═════ DATA SUPPLIED

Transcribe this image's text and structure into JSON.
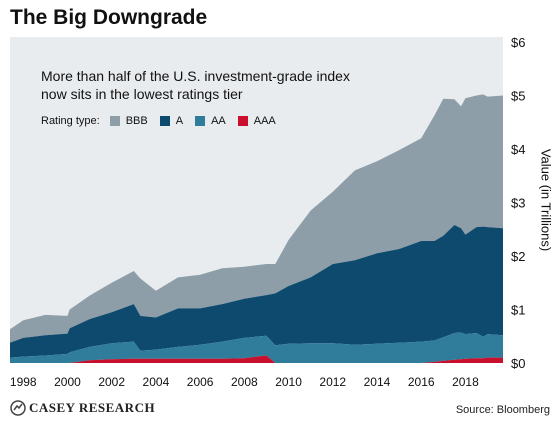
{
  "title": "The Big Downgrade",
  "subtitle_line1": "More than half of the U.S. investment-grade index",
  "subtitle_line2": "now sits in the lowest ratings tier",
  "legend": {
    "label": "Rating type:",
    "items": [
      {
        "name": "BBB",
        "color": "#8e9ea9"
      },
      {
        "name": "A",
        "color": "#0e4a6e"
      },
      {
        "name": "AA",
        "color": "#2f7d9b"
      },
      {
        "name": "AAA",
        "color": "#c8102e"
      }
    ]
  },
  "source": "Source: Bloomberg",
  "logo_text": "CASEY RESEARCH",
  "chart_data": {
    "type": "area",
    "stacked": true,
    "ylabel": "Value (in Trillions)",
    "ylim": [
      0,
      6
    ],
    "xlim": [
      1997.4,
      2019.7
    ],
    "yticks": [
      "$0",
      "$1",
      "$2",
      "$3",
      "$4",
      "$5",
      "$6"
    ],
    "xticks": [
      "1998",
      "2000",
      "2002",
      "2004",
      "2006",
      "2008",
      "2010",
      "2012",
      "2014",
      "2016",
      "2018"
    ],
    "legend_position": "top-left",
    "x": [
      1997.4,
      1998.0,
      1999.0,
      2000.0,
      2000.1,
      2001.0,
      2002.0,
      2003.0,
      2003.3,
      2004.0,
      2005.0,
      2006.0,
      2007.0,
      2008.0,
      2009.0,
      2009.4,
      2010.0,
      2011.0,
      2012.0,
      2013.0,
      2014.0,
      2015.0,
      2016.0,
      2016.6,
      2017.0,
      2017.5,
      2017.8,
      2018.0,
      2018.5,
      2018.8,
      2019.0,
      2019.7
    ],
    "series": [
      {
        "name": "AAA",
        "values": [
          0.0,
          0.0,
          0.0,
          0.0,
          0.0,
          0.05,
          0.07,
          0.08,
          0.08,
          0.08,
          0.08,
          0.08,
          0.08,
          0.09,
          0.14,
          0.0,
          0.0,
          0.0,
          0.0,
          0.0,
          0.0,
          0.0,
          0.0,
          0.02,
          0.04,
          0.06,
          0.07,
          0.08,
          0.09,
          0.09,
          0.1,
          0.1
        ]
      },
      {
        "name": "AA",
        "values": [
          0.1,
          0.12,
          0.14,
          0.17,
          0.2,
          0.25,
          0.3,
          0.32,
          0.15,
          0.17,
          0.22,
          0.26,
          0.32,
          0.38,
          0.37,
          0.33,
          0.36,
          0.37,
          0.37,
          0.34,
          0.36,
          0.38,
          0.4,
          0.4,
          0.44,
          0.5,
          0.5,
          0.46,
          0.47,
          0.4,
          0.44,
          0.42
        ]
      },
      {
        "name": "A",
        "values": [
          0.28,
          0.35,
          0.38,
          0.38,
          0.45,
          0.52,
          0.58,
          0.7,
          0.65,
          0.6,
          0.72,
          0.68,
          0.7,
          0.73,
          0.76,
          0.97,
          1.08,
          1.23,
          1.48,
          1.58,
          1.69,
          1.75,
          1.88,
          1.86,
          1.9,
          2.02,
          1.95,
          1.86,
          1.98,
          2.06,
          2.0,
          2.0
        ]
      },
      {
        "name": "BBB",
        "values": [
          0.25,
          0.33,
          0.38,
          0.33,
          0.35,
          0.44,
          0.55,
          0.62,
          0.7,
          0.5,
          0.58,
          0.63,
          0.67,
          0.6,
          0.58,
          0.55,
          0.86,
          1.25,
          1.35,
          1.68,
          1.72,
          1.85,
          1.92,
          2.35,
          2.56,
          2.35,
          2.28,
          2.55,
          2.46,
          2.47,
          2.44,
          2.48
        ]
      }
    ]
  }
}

══════════
═════ DATA SUPPLIED

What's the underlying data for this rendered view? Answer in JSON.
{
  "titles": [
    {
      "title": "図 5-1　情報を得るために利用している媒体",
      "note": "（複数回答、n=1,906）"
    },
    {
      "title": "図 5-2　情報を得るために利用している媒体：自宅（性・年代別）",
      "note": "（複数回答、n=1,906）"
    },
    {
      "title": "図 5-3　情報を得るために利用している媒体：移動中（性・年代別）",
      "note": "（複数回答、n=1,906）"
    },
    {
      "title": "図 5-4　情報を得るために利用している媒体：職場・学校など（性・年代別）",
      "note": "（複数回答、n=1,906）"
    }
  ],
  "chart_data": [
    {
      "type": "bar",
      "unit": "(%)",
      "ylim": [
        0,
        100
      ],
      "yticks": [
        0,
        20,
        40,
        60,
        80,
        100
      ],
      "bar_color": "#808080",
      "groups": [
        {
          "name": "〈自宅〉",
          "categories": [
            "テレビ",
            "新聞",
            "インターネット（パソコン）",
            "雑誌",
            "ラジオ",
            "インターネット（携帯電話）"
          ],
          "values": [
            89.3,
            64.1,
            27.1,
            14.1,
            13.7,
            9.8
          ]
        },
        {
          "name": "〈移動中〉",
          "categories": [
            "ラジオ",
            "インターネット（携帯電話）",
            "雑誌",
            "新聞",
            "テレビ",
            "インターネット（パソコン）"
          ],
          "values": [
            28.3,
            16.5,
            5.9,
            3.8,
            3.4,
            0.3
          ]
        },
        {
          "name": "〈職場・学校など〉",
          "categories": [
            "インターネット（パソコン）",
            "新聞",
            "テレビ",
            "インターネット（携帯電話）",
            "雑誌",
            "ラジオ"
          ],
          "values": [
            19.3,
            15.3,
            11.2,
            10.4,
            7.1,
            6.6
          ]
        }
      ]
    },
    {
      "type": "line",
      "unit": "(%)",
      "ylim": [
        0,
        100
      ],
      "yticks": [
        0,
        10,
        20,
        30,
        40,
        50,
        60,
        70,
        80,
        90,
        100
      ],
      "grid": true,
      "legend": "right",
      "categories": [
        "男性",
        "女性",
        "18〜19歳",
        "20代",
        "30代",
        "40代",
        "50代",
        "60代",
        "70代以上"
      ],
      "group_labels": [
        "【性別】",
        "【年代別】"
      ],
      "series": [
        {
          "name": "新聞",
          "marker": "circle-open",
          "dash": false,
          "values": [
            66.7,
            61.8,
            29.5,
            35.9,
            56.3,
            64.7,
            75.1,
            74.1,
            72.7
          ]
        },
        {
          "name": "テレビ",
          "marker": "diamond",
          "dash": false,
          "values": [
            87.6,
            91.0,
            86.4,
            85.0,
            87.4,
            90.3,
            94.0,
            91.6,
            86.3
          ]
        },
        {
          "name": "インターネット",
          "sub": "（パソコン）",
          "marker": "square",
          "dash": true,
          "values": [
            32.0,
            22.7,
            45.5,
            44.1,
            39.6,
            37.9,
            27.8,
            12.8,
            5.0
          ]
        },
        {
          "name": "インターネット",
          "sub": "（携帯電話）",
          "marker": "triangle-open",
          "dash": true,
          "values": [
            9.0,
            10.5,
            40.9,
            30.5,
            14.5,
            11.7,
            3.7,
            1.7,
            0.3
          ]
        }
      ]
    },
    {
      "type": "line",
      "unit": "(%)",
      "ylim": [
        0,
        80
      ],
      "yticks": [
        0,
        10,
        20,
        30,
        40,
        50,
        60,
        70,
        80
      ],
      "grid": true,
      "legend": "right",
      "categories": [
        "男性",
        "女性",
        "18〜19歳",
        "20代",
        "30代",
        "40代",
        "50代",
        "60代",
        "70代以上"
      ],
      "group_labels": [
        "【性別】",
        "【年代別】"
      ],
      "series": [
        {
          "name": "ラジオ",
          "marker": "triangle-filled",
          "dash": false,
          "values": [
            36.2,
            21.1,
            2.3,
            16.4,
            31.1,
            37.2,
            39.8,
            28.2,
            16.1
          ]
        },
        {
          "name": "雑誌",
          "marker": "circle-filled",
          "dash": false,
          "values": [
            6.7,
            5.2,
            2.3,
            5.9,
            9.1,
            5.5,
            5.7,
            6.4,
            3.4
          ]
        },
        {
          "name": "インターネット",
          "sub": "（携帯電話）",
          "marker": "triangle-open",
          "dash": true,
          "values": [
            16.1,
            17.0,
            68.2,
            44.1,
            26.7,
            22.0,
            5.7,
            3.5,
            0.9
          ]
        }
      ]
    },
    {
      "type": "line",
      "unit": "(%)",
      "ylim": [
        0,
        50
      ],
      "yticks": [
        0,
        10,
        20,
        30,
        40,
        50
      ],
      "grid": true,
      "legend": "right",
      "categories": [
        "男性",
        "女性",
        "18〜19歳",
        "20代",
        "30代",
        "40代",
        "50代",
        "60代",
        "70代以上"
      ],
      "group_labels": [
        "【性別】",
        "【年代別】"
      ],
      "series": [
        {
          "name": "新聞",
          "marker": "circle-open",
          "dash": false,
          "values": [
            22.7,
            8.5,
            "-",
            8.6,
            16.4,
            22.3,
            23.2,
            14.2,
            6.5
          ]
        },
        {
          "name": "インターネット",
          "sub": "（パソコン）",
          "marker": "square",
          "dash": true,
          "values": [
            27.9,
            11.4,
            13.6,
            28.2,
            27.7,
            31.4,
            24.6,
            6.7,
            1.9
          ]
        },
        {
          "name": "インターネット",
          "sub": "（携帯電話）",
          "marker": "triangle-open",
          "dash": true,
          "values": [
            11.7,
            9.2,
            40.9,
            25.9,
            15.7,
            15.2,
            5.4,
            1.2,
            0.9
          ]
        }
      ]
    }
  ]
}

══════════

■ WHAT YOU WILL DO
Make a list of all lines in the data that contain "this".

■ ANSWER FOR THE TASK
Transcribe this image's text and structure into JSON.
What's the underlying data for this rendered view? Answer in JSON.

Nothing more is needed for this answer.